### What to do
Show each line from the listing that includes the word "many".
** START OF Extracted records **
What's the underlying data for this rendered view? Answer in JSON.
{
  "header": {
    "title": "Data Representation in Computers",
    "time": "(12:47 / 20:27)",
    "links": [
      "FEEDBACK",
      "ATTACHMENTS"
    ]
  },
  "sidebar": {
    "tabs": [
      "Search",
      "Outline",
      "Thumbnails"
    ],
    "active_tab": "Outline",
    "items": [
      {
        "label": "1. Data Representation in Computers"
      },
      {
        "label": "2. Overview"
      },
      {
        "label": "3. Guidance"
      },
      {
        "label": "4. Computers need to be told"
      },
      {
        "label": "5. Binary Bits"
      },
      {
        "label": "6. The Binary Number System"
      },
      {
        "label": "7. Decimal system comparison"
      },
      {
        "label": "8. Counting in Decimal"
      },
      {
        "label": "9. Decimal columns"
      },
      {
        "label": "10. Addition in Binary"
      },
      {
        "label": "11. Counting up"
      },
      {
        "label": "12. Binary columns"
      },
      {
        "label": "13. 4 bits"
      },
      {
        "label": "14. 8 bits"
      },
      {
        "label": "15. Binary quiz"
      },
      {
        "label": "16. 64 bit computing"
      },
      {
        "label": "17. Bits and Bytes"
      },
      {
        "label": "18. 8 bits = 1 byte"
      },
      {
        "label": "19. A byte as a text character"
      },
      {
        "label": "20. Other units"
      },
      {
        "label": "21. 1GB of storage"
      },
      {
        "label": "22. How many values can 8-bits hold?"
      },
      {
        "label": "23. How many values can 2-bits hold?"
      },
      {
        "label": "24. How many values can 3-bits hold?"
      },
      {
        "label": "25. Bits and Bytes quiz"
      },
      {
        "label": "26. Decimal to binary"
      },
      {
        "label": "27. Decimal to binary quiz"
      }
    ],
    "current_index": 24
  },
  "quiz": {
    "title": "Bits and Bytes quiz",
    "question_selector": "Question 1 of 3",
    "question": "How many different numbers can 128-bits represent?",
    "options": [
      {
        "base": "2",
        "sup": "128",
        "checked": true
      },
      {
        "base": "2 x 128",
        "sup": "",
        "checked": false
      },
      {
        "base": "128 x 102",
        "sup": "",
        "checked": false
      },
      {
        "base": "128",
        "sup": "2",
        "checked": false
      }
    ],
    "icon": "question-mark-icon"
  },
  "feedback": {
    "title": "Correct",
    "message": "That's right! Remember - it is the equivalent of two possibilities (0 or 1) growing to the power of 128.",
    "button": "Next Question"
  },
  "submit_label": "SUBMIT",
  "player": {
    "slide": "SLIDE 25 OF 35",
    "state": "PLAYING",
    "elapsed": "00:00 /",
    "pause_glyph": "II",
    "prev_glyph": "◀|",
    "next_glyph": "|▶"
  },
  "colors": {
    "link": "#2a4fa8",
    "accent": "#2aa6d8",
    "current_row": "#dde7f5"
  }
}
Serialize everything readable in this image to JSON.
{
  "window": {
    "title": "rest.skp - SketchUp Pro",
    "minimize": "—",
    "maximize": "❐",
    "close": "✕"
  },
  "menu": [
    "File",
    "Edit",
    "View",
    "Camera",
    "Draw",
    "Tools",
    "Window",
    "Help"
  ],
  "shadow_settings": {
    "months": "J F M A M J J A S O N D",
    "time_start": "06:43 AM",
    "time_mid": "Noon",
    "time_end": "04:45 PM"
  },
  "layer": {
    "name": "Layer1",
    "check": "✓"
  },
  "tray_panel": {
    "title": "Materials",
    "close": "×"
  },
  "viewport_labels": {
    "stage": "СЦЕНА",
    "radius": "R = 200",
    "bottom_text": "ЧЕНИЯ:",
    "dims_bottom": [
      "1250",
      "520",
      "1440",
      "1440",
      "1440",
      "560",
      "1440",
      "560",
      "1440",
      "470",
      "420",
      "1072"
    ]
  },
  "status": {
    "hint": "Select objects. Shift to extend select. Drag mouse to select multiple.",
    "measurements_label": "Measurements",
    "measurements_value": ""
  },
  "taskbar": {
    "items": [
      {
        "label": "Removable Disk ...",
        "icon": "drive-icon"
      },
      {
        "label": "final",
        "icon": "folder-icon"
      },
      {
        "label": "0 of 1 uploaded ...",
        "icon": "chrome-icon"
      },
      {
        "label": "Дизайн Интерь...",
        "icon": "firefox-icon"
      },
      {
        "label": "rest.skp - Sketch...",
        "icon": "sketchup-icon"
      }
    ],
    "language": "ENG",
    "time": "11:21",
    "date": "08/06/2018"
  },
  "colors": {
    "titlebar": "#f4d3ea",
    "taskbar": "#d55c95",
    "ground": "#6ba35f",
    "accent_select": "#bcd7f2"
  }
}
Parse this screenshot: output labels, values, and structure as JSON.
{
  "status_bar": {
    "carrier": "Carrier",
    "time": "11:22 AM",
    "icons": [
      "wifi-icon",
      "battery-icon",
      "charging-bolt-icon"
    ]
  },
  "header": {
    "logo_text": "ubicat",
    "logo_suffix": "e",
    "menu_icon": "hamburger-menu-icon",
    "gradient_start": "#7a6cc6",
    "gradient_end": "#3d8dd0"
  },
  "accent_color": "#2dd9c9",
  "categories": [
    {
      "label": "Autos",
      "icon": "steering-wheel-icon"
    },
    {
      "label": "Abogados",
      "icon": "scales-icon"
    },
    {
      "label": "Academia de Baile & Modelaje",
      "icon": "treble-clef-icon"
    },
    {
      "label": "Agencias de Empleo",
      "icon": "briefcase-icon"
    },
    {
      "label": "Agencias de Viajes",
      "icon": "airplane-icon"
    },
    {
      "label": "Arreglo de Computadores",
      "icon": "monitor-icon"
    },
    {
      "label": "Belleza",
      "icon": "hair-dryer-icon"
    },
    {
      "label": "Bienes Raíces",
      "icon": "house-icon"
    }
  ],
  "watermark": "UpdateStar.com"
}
** END OF Extracted records **
### Response to the task
        "label": "22. How many values can 8-bits hold?"
        "label": "23. How many values can 2-bits hold?"
        "label": "24. How many values can 3-bits hold?"
    "question": "How many different numbers can 128-bits represent?",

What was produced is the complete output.